How many lines of the records hold the string "values"? Reply with the number alone.

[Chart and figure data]
====
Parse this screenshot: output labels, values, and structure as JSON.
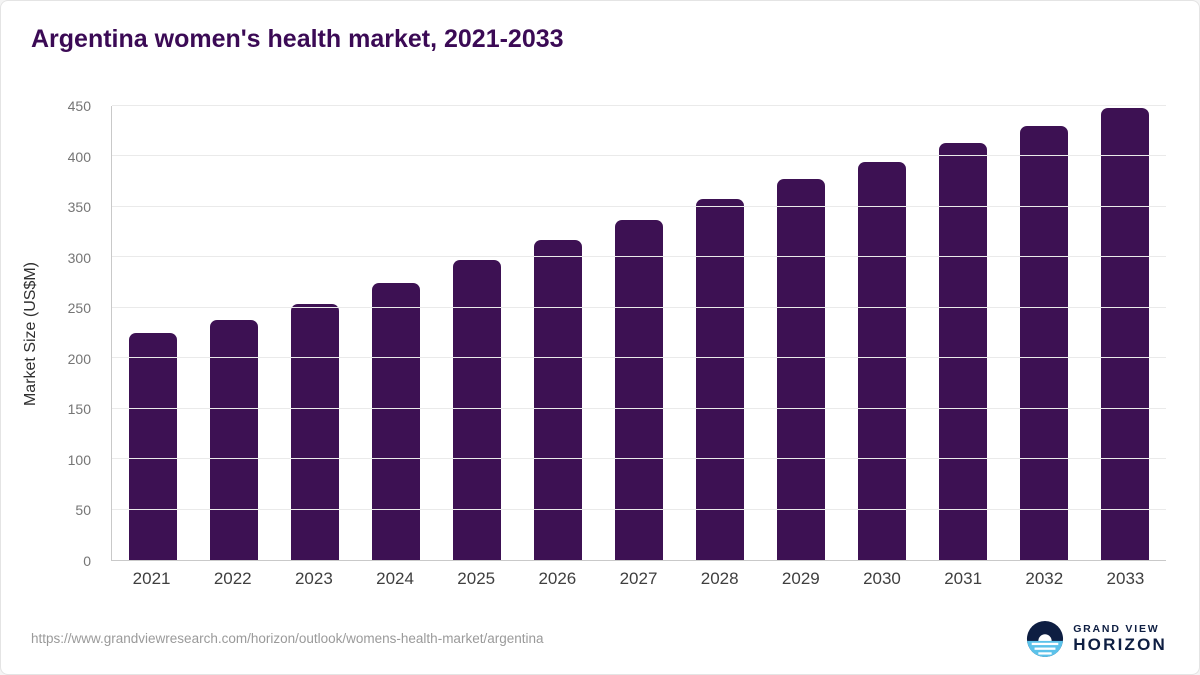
{
  "header": {
    "title": "Argentina women's health market, 2021-2033"
  },
  "chart_data": {
    "type": "bar",
    "title": "Argentina women's health market, 2021-2033",
    "xlabel": "",
    "ylabel": "Market Size (US$M)",
    "categories": [
      "2021",
      "2022",
      "2023",
      "2024",
      "2025",
      "2026",
      "2027",
      "2028",
      "2029",
      "2030",
      "2031",
      "2032",
      "2033"
    ],
    "values": [
      225,
      238,
      254,
      275,
      297,
      317,
      337,
      358,
      378,
      395,
      413,
      430,
      448
    ],
    "ylim": [
      0,
      450
    ],
    "ytick_step": 50,
    "grid": "horizontal",
    "legend": "none"
  },
  "footer": {
    "source_url": "https://www.grandviewresearch.com/horizon/outlook/womens-health-market/argentina",
    "logo": {
      "line1": "GRAND VIEW",
      "line2": "HORIZON"
    }
  },
  "colors": {
    "title": "#3B0A55",
    "bar": "#3D1153",
    "axis": "#C9C9C9",
    "grid": "#EAEAEA",
    "tick": "#757575",
    "xtick": "#3F3F3F",
    "url": "#9A9A9A",
    "logo_navy": "#0E1E42",
    "logo_blue": "#5BC2EA"
  }
}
====
> _SOLUTION TO THIS PROBLEM_
2